***** ITEMS *****

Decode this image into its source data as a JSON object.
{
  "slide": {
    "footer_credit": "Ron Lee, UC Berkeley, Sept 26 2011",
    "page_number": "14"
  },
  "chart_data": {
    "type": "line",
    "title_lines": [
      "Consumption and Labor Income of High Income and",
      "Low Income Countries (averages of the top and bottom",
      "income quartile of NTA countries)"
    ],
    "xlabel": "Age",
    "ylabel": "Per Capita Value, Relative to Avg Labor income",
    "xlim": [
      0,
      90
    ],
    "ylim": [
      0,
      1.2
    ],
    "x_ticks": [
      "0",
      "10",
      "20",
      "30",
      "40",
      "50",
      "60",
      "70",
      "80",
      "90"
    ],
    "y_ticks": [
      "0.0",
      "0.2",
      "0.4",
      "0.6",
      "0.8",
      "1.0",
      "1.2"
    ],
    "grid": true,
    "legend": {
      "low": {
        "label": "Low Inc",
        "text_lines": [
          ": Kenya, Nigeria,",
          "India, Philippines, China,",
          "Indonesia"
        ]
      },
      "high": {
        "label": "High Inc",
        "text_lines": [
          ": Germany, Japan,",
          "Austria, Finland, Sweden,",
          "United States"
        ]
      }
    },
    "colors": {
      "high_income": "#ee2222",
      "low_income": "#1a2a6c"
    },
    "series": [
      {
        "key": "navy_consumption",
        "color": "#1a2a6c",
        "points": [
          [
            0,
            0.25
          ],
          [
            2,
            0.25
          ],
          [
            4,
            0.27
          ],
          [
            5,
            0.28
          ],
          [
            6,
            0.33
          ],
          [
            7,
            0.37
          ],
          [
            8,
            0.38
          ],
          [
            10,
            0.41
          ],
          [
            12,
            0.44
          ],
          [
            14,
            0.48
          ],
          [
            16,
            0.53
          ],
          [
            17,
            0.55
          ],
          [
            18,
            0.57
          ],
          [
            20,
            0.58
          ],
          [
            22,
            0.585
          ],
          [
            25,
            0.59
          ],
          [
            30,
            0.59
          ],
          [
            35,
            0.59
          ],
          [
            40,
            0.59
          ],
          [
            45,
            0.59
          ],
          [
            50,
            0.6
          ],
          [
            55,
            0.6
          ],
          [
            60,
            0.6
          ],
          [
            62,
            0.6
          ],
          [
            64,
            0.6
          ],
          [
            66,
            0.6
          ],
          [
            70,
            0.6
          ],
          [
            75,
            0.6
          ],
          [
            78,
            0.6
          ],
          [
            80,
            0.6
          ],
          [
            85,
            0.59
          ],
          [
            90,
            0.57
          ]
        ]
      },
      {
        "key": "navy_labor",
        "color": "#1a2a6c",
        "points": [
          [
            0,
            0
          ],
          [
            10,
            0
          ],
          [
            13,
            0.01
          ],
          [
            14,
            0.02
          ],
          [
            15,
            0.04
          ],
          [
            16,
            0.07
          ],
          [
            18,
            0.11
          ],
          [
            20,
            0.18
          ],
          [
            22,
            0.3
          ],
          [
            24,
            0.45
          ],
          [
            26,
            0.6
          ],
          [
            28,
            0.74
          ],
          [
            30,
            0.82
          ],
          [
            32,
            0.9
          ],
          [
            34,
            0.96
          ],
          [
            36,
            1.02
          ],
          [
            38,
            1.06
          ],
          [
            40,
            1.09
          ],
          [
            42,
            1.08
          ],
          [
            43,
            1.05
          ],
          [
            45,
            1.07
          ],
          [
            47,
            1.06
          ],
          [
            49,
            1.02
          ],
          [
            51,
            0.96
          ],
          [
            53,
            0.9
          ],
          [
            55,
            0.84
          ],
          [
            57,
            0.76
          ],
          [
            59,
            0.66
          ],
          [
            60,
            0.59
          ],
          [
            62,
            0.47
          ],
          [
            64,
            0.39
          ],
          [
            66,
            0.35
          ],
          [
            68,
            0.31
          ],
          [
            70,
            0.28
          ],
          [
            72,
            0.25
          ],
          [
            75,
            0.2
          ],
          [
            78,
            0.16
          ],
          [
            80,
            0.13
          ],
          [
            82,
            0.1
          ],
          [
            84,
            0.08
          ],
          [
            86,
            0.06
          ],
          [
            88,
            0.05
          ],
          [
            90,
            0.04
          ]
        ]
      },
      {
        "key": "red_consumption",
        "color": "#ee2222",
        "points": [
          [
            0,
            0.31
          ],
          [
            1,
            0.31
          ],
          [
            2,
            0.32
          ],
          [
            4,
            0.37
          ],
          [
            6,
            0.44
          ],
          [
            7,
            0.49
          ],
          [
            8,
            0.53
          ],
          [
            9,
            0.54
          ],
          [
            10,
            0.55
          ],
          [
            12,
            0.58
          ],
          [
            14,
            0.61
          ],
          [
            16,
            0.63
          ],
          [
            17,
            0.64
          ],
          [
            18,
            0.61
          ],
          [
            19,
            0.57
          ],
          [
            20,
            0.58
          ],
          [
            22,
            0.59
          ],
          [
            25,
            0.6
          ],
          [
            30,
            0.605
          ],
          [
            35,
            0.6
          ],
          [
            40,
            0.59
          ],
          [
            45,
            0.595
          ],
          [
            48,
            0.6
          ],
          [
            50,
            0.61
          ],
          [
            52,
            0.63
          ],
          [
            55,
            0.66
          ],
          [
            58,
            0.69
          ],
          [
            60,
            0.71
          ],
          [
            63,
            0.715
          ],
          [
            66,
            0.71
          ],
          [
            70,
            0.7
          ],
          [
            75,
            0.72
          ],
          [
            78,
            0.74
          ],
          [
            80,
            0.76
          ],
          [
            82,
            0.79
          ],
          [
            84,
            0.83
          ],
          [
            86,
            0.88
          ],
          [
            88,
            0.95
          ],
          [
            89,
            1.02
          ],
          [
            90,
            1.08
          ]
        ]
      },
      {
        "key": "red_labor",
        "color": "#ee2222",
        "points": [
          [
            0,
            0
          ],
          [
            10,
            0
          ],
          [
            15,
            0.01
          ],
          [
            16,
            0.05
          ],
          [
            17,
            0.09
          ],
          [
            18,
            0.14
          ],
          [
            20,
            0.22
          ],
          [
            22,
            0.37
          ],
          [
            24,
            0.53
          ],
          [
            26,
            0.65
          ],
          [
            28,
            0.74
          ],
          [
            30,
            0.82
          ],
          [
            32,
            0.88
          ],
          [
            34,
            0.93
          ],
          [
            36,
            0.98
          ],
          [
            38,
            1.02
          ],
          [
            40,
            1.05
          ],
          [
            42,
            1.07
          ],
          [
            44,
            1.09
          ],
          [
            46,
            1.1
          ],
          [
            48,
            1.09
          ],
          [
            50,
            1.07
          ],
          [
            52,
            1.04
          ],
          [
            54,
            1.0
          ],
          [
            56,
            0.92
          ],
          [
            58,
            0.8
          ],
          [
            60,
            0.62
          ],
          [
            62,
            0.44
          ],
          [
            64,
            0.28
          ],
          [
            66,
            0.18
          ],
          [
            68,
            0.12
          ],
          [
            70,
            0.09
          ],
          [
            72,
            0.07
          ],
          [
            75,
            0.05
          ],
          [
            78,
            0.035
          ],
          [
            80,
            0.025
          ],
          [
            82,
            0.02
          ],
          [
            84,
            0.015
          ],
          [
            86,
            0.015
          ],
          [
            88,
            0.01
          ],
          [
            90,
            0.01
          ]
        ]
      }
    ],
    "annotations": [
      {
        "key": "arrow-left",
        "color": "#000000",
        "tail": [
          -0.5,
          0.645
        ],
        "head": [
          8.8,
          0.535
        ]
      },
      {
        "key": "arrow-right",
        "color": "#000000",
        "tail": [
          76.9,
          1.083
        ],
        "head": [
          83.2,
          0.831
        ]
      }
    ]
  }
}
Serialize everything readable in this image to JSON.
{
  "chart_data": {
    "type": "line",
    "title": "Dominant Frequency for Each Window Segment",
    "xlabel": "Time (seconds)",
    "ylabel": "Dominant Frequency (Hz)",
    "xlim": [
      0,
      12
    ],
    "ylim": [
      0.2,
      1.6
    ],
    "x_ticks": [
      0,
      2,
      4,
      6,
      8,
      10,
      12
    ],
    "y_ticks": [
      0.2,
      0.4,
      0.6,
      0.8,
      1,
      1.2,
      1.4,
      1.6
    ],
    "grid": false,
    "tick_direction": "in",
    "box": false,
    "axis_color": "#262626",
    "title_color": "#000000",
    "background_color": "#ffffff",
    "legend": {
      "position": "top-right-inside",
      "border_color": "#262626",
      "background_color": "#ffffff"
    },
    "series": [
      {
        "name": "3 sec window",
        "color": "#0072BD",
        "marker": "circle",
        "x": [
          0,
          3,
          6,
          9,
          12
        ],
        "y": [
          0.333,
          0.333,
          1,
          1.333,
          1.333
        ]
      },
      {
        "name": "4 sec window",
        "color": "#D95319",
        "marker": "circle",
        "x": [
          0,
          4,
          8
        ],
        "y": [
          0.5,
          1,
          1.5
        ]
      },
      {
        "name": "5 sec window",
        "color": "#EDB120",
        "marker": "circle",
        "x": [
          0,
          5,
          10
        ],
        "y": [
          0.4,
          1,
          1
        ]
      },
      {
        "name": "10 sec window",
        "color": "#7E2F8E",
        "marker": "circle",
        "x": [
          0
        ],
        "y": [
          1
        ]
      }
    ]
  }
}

*****

Copy out exactly the lines between the line with "Serialize everything readable" and the last line of the entries, counting both of those lines.

Serialize everything readable in this image to JSON.
{
  "chart_data": {
    "type": "line",
    "title": "Dominant Frequency for Each Window Segment",
    "xlabel": "Time (seconds)",
    "ylabel": "Dominant Frequency (Hz)",
    "xlim": [
      0,
      12
    ],
    "ylim": [
      0.2,
      1.6
    ],
    "x_ticks": [
      0,
      2,
      4,
      6,
      8,
      10,
      12
    ],
    "y_ticks": [
      0.2,
      0.4,
      0.6,
      0.8,
      1,
      1.2,
      1.4,
      1.6
    ],
    "grid": false,
    "tick_direction": "in",
    "box": false,
    "axis_color": "#262626",
    "title_color": "#000000",
    "background_color": "#ffffff",
    "legend": {
      "position": "top-right-inside",
      "border_color": "#262626",
      "background_color": "#ffffff"
    },
    "series": [
      {
        "name": "3 sec window",
        "color": "#0072BD",
        "marker": "circle",
        "x": [
          0,
          3,
          6,
          9,
          12
        ],
        "y": [
          0.333,
          0.333,
          1,
          1.333,
          1.333
        ]
      },
      {
        "name": "4 sec window",
        "color": "#D95319",
        "marker": "circle",
        "x": [
          0,
          4,
          8
        ],
        "y": [
          0.5,
          1,
          1.5
        ]
      },
      {
        "name": "5 sec window",
        "color": "#EDB120",
        "marker": "circle",
        "x": [
          0,
          5,
          10
        ],
        "y": [
          0.4,
          1,
          1
        ]
      },
      {
        "name": "10 sec window",
        "color": "#7E2F8E",
        "marker": "circle",
        "x": [
          0
        ],
        "y": [
          1
        ]
      }
    ]
  }
}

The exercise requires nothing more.